▸ What is expected:
In the entries below, find every line holding the string "Разность" and collect it.

▸ Material for this task:
------------------------------------------------------------------------
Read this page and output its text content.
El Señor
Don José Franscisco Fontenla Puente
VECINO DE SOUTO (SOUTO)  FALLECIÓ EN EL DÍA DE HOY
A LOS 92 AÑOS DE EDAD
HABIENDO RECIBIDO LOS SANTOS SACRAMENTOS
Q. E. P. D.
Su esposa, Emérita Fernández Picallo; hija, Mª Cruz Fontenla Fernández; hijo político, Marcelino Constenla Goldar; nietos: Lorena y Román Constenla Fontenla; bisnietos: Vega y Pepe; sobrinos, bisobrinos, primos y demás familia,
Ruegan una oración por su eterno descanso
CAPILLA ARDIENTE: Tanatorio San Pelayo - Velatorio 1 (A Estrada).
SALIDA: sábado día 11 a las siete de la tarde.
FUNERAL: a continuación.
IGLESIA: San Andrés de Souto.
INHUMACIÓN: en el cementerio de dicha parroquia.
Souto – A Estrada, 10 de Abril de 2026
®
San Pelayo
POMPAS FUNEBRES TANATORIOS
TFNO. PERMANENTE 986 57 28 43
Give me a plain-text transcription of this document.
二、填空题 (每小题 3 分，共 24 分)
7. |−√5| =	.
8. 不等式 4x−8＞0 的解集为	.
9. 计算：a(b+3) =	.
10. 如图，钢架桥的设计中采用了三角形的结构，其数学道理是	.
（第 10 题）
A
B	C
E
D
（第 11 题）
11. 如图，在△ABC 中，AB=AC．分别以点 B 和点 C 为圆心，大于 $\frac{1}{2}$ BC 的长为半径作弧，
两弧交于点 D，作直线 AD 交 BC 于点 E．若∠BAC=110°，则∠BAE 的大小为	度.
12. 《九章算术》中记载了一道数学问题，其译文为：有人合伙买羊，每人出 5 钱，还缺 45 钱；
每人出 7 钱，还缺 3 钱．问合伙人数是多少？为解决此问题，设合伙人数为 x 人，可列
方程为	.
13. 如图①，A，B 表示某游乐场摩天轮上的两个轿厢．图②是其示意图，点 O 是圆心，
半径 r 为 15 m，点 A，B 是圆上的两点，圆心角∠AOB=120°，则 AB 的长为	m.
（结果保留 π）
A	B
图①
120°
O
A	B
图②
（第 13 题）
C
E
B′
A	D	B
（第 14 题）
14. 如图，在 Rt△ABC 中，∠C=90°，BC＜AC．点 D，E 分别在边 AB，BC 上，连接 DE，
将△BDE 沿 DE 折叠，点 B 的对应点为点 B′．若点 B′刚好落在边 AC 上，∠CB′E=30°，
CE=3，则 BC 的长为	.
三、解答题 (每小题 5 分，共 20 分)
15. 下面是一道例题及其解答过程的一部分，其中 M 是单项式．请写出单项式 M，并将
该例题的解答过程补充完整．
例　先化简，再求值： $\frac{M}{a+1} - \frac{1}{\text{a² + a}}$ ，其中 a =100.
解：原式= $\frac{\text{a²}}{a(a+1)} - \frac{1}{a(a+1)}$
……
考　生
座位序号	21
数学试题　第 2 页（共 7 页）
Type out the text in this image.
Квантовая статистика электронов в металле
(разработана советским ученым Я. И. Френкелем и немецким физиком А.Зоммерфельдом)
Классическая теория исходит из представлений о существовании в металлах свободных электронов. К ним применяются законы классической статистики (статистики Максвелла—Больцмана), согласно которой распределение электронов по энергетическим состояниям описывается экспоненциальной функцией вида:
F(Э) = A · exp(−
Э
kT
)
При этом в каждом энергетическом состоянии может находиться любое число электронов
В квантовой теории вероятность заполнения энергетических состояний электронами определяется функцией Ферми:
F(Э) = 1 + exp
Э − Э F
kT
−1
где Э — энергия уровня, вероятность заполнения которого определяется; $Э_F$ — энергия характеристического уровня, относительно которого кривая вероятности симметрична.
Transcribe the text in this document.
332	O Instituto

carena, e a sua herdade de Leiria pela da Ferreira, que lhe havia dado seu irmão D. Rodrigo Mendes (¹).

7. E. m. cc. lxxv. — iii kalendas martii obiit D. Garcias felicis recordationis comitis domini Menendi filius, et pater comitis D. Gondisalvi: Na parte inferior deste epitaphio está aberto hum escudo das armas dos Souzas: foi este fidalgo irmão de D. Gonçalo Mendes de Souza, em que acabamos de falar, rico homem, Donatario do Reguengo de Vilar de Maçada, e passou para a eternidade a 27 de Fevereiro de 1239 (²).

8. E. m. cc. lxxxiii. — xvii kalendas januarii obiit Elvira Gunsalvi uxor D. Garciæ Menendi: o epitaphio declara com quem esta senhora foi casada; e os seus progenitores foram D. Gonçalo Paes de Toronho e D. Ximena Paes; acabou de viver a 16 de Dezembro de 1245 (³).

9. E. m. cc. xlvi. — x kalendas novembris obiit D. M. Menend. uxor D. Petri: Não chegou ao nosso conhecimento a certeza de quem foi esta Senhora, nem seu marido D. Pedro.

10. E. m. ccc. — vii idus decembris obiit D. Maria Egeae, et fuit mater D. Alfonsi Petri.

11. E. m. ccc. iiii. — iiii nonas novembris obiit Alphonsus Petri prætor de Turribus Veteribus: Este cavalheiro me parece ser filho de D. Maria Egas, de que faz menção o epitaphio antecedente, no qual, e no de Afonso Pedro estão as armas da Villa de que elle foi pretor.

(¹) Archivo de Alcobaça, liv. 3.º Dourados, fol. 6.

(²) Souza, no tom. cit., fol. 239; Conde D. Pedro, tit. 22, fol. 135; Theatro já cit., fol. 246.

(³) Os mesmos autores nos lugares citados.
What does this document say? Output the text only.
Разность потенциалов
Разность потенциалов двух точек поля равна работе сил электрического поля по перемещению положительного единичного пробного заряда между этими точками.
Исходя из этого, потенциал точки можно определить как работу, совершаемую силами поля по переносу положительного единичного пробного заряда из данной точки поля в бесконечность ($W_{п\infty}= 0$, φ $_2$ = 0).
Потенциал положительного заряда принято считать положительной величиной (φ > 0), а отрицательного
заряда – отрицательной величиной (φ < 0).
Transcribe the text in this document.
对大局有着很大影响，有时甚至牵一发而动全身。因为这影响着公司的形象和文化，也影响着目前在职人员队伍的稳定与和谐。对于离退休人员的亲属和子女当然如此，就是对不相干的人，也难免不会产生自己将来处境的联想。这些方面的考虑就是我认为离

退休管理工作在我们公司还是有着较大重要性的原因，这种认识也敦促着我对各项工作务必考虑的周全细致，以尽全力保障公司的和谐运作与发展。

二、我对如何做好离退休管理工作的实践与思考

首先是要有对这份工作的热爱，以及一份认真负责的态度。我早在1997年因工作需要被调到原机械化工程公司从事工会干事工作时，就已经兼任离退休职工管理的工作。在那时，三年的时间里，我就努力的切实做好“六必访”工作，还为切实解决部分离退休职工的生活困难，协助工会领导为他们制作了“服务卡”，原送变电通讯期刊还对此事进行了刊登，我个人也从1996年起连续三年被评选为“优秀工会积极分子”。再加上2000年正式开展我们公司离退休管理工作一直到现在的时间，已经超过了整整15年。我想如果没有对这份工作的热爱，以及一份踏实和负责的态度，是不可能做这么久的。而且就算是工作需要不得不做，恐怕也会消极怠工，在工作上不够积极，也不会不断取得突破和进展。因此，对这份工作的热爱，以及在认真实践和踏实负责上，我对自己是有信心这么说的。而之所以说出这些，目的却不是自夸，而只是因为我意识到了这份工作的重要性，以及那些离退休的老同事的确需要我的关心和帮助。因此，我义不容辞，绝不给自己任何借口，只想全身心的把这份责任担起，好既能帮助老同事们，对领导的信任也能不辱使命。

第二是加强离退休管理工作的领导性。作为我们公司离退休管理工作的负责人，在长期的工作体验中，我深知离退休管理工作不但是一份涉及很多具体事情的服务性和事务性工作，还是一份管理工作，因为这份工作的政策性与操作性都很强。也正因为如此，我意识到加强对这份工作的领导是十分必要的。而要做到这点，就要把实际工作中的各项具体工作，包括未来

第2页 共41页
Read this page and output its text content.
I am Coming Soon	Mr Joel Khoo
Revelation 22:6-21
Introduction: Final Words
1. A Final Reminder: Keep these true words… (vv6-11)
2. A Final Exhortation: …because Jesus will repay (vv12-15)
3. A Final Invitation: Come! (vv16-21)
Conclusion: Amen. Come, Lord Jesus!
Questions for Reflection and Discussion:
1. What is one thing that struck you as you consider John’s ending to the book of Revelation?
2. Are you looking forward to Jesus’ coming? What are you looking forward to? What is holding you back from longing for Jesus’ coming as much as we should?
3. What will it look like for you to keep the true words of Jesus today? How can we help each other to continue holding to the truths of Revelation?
------------------------------------------------------------------------
▸ Answer:
Разность потенциалов
Разность потенциалов двух точек поля равна работе сил электрического поля по перемещению положительного единичного пробного заряда между этими точками.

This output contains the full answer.